What is the number of lines containing "MEATLOAF"? Give only that number.
═════ Exercise input ═════
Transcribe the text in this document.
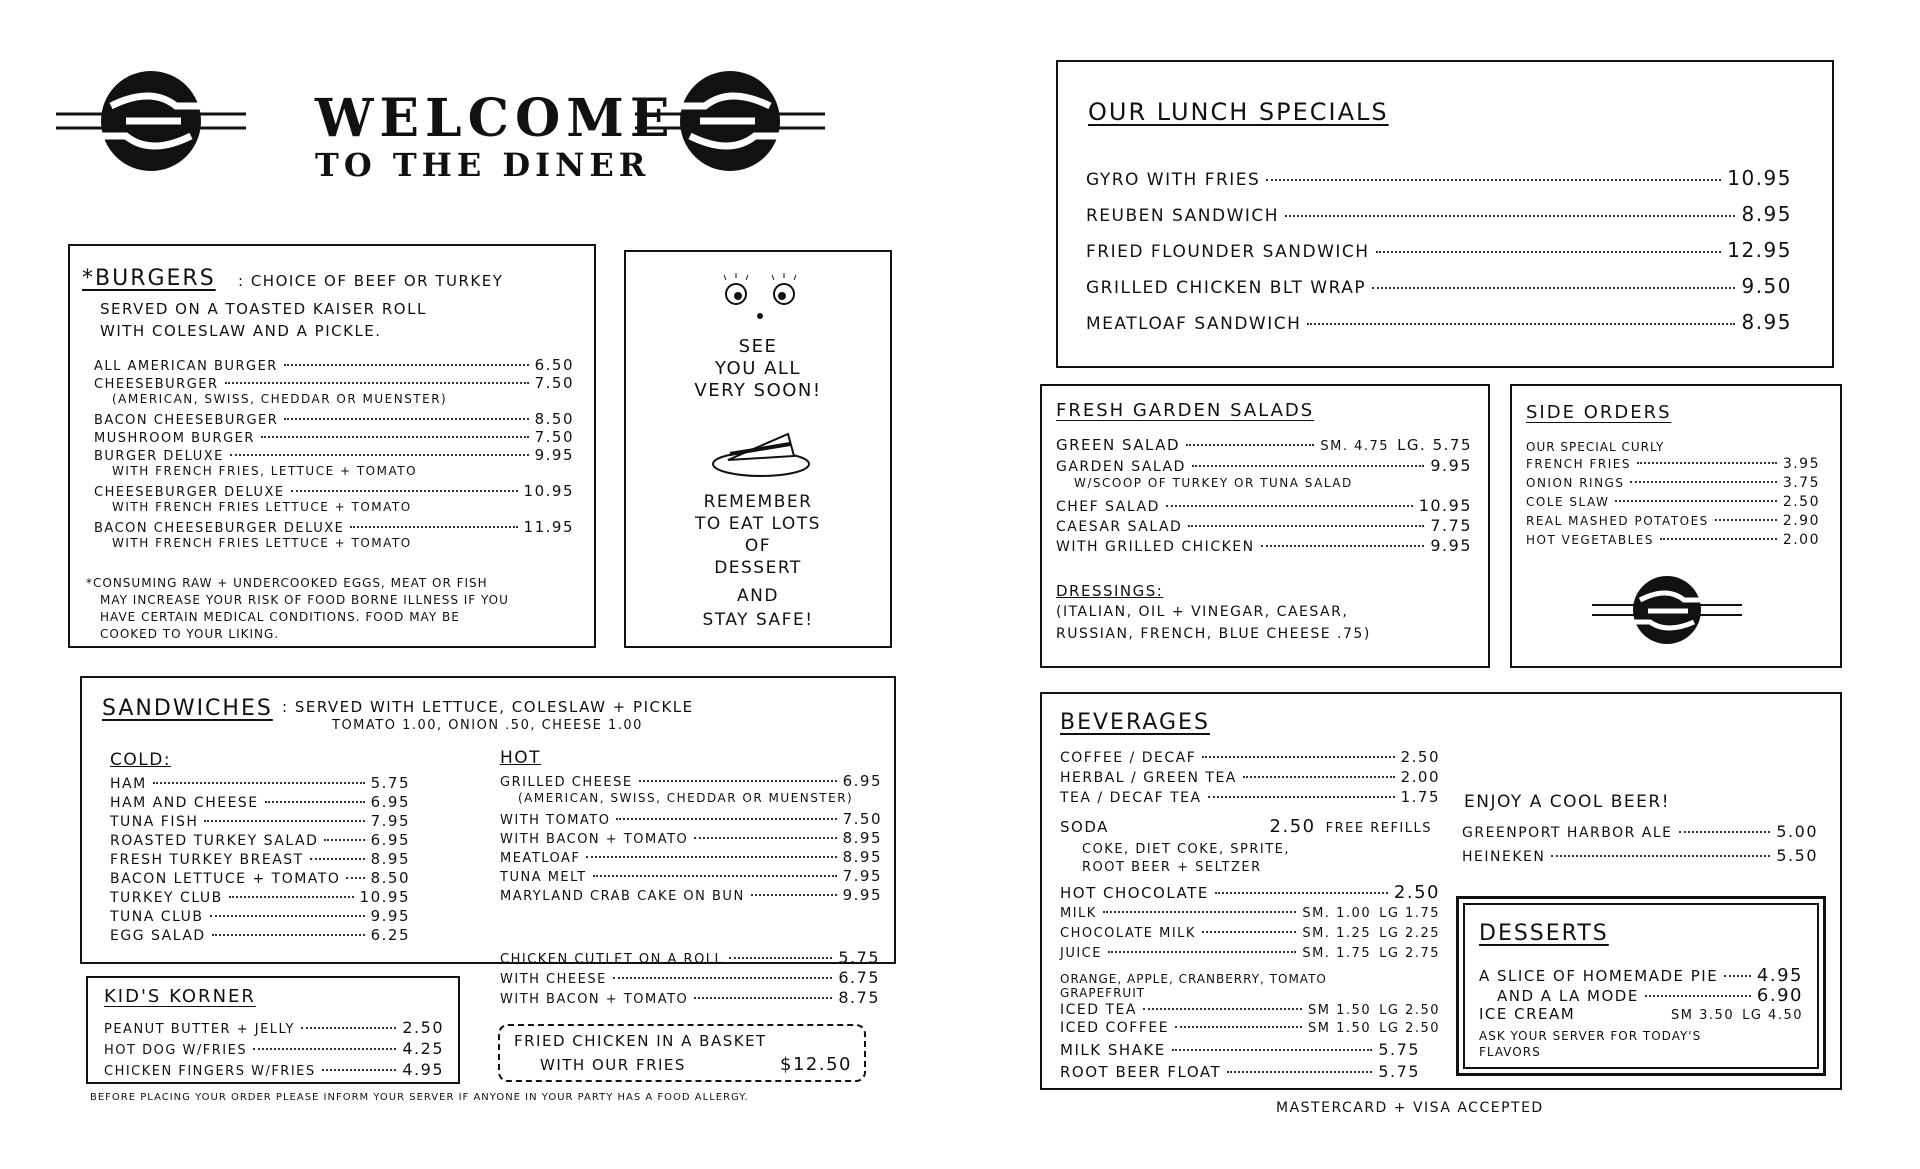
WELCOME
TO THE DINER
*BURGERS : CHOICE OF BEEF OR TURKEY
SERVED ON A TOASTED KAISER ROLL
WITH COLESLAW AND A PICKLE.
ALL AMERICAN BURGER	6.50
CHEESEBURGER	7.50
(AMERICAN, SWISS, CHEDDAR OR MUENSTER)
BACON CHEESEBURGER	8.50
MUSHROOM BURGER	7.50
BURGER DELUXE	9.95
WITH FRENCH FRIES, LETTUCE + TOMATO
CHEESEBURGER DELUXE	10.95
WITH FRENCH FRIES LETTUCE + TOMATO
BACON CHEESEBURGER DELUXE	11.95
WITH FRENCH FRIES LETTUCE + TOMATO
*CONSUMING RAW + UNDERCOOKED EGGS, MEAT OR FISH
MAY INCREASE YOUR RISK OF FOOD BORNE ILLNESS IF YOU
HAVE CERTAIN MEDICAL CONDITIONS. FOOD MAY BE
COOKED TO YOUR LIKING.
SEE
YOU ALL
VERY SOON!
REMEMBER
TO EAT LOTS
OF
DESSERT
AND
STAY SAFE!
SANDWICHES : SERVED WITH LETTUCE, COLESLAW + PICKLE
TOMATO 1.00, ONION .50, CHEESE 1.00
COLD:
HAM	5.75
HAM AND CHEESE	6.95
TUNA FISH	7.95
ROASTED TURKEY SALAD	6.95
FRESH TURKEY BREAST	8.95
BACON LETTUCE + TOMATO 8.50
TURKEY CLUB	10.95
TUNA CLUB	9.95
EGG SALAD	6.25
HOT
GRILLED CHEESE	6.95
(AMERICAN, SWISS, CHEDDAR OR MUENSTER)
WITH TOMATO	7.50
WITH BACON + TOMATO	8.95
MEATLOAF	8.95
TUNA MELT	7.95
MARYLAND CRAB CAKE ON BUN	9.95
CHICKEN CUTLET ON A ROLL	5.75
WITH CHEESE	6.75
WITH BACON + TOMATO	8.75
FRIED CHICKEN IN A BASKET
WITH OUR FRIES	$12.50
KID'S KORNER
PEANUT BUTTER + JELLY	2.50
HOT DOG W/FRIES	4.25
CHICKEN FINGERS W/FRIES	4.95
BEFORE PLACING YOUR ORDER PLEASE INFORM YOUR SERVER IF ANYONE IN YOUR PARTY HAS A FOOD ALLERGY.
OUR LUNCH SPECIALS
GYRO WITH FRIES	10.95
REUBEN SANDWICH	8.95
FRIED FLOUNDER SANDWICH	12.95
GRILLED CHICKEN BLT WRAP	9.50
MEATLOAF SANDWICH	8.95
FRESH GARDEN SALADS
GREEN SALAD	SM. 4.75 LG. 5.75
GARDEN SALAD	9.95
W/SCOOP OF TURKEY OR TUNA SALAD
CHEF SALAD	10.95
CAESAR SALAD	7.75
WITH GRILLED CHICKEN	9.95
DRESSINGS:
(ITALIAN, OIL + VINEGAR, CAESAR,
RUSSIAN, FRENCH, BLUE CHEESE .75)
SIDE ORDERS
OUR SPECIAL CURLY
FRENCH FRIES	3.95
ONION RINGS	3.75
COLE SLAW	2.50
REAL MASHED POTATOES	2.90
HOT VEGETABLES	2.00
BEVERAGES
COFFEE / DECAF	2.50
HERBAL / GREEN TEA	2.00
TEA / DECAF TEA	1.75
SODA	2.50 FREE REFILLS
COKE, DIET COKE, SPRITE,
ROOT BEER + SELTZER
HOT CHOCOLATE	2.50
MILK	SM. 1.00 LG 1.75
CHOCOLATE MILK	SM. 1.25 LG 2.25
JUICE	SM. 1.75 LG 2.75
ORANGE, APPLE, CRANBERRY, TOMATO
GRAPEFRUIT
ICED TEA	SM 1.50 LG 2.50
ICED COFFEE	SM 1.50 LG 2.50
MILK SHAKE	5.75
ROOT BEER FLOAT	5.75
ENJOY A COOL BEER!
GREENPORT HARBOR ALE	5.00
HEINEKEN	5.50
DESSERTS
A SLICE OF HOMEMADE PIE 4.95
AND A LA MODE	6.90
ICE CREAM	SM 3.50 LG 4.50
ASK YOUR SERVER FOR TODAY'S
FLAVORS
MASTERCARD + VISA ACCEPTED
═════
═════ Exercise input ═════
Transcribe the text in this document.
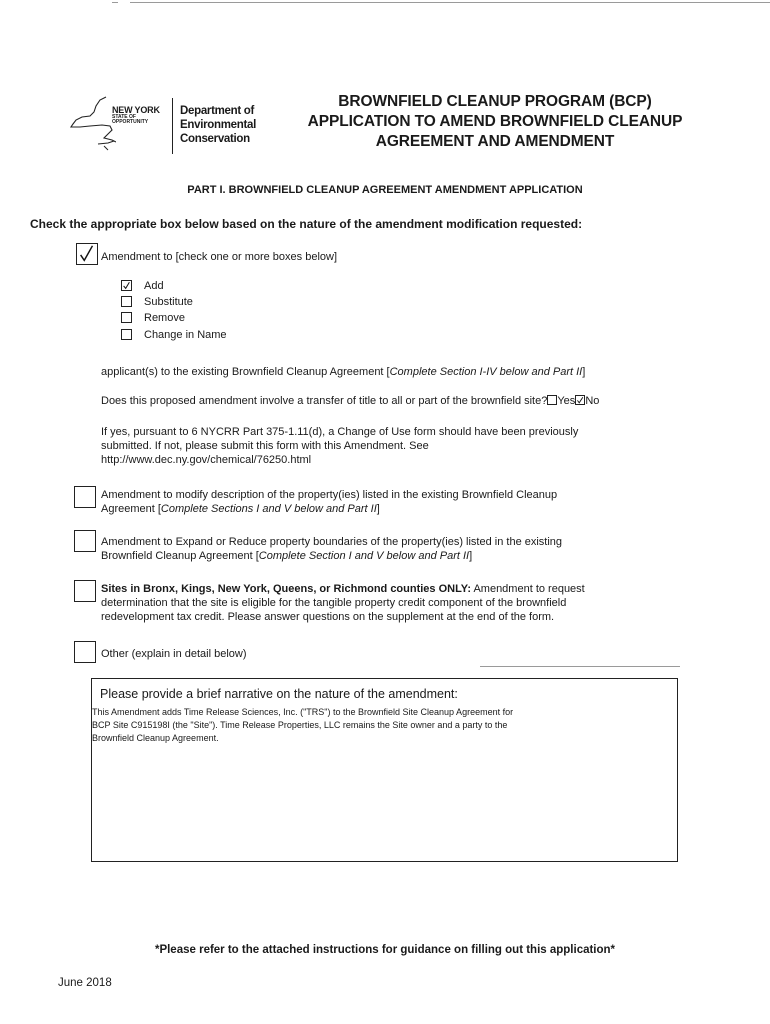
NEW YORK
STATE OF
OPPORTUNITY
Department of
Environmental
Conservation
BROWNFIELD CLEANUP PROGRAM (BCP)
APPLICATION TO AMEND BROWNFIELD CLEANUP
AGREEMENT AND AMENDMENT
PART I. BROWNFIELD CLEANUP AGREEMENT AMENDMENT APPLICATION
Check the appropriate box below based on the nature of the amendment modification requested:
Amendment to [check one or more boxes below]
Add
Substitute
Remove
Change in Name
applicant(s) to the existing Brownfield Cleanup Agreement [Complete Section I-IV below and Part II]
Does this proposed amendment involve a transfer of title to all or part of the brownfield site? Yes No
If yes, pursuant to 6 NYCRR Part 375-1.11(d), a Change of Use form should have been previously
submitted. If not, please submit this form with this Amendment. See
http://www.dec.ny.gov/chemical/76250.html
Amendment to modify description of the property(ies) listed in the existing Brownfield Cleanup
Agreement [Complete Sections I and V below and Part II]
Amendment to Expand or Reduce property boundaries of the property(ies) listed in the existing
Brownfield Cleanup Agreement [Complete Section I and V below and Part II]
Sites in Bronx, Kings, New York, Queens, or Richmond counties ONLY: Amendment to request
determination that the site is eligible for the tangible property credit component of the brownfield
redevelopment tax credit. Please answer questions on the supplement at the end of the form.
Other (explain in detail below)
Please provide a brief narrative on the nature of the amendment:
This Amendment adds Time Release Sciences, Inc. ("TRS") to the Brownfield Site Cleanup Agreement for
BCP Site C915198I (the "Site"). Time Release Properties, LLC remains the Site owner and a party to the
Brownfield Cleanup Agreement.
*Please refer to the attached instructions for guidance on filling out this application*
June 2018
═════
> _Exercise output_
2